== DATA FOR THE TASK ==
==============================

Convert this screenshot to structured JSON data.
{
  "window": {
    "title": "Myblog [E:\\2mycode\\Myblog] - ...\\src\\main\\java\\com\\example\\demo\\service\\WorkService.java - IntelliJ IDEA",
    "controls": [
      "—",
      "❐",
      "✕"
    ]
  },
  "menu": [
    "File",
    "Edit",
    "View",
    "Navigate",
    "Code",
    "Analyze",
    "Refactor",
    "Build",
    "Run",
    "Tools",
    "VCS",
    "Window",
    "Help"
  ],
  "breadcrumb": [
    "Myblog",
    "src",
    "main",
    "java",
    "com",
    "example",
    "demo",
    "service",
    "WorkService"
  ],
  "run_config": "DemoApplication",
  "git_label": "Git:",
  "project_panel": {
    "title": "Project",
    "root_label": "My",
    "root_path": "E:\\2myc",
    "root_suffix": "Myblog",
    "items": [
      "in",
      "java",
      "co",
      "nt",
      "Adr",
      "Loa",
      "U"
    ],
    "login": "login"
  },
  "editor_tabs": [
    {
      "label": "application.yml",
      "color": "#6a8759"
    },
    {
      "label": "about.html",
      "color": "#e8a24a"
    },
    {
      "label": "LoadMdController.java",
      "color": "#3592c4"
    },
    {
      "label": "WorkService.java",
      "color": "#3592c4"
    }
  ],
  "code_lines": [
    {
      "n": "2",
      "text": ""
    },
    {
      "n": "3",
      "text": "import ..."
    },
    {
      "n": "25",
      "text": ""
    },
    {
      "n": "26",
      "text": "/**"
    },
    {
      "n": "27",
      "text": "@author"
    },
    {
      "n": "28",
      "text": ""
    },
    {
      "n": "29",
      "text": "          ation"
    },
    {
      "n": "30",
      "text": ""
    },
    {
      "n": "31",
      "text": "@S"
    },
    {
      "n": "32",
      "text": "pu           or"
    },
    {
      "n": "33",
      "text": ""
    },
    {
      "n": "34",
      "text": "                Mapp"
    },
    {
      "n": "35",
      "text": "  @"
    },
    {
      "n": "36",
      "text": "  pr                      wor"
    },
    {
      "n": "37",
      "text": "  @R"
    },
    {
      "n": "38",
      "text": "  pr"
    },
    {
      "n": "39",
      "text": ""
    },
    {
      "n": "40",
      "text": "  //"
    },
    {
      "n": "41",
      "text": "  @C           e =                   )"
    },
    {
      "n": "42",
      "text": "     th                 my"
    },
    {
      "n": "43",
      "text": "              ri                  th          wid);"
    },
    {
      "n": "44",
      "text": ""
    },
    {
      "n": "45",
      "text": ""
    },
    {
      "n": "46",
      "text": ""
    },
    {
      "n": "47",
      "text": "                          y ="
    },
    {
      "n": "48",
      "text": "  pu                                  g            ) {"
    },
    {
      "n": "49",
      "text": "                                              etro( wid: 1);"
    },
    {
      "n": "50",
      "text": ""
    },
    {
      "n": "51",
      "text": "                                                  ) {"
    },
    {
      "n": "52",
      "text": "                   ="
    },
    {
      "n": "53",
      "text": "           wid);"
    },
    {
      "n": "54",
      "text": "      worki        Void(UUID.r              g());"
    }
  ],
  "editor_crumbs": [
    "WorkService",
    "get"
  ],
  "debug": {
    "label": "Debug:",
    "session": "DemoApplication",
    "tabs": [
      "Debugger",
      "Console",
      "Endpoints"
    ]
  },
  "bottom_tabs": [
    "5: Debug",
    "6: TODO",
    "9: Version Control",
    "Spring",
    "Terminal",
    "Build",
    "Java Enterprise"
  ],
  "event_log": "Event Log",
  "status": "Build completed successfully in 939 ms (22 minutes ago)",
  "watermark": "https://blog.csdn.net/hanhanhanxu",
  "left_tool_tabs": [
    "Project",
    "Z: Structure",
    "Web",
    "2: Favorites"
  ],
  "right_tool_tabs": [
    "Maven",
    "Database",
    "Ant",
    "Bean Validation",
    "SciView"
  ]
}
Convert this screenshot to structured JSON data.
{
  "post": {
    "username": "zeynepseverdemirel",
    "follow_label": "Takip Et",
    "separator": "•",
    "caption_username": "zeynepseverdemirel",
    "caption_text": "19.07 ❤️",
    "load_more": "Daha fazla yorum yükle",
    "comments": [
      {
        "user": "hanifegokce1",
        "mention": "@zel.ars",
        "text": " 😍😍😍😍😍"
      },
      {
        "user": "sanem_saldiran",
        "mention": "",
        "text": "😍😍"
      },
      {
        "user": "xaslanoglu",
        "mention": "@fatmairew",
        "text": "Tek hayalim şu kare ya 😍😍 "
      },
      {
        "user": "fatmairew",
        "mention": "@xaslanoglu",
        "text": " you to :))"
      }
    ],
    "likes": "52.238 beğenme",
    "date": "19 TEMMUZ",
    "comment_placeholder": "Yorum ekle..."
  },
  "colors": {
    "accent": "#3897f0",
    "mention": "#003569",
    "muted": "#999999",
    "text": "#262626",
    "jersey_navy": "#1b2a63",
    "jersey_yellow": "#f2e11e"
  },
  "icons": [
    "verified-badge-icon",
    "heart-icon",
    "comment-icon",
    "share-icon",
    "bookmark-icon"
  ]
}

==============================

Find the word "xaslanoglu" and list each line it appears in.

        "user": "xaslanoglu",
        "mention": "@xaslanoglu",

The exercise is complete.